■ WHAT NEEDS TO BE DONE ■
The job is to find each line of the records below that includes the word "müsste" and copy it.

BEGIN GIVEN RECORDS

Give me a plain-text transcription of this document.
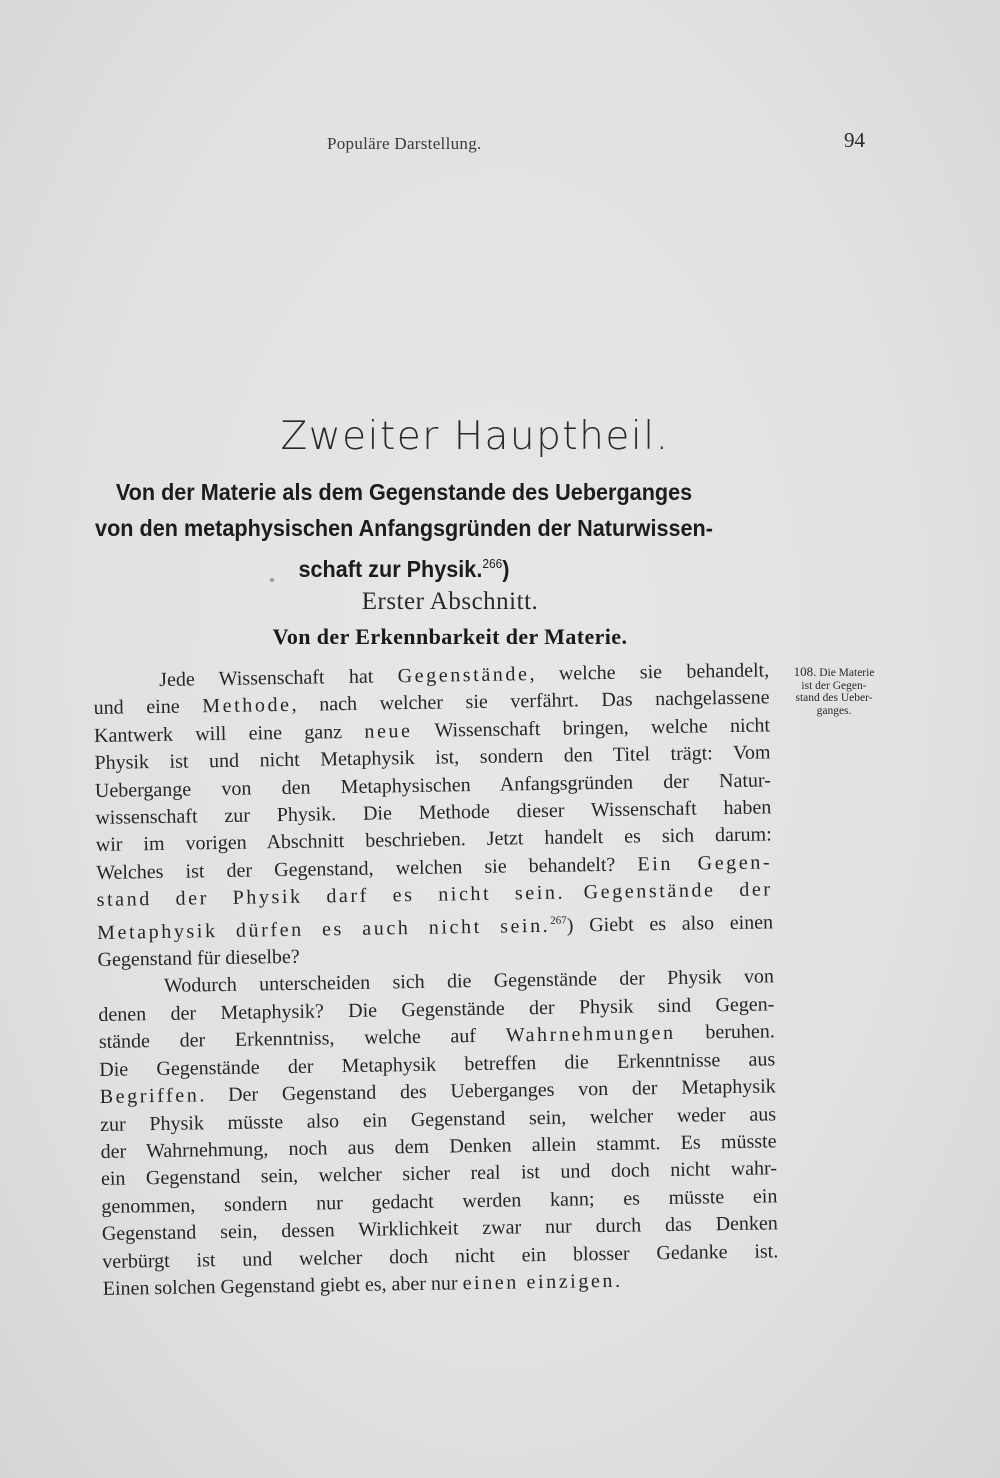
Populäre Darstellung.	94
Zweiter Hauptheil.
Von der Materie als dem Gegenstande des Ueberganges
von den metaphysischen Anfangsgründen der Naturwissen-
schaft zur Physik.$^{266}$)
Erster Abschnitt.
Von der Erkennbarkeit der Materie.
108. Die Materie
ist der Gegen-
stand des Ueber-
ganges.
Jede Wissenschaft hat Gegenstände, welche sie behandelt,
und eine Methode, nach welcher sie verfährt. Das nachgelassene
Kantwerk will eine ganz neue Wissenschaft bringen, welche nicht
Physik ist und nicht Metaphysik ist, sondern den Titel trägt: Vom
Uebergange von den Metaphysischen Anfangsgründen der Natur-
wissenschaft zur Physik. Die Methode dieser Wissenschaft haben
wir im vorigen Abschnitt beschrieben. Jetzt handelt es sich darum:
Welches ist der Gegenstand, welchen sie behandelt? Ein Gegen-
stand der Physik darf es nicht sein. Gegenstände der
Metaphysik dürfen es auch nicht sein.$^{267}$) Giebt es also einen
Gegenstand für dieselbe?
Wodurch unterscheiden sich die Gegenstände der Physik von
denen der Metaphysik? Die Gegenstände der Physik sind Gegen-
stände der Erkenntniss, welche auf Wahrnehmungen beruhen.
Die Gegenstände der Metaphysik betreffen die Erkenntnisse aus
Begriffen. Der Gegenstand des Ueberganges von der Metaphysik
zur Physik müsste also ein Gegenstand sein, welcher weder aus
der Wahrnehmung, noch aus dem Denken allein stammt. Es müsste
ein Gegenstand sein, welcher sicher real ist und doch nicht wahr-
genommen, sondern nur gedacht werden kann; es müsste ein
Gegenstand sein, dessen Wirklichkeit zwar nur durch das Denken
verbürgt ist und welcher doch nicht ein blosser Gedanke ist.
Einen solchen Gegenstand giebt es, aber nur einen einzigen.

END GIVEN RECORDS
BEGIN GIVEN RECORDS

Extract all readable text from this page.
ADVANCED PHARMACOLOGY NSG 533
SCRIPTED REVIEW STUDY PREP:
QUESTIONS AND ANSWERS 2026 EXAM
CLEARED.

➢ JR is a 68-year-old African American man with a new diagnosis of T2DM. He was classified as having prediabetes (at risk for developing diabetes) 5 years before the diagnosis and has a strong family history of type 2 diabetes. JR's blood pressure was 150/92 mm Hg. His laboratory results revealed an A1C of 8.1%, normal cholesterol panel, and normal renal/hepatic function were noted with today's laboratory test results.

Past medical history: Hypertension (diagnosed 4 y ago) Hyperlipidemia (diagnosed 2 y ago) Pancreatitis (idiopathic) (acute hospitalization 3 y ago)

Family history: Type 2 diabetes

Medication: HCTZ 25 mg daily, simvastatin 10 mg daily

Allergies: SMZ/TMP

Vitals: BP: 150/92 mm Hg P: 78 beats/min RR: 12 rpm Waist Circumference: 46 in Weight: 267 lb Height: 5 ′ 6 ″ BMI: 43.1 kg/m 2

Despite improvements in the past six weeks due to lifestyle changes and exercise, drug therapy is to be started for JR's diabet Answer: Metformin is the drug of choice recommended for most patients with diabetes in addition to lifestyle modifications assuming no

END GIVEN RECORDS
BEGIN GIVEN RECORDS

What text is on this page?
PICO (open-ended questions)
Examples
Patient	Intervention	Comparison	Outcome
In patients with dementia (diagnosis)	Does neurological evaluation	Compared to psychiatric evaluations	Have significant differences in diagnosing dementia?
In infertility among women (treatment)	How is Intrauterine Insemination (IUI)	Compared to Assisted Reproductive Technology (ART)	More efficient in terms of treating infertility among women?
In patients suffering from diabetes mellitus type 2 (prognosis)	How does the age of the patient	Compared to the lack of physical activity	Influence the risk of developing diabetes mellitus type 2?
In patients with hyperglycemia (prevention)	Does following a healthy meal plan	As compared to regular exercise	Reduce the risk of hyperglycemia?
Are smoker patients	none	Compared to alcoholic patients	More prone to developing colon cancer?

END GIVEN RECORDS

■ ANSWER TO THIS PROBLEM ■
zur Physik müsste also ein Gegenstand sein, welcher weder aus
der Wahrnehmung, noch aus dem Denken allein stammt. Es müsste
genommen, sondern nur gedacht werden kann; es müsste ein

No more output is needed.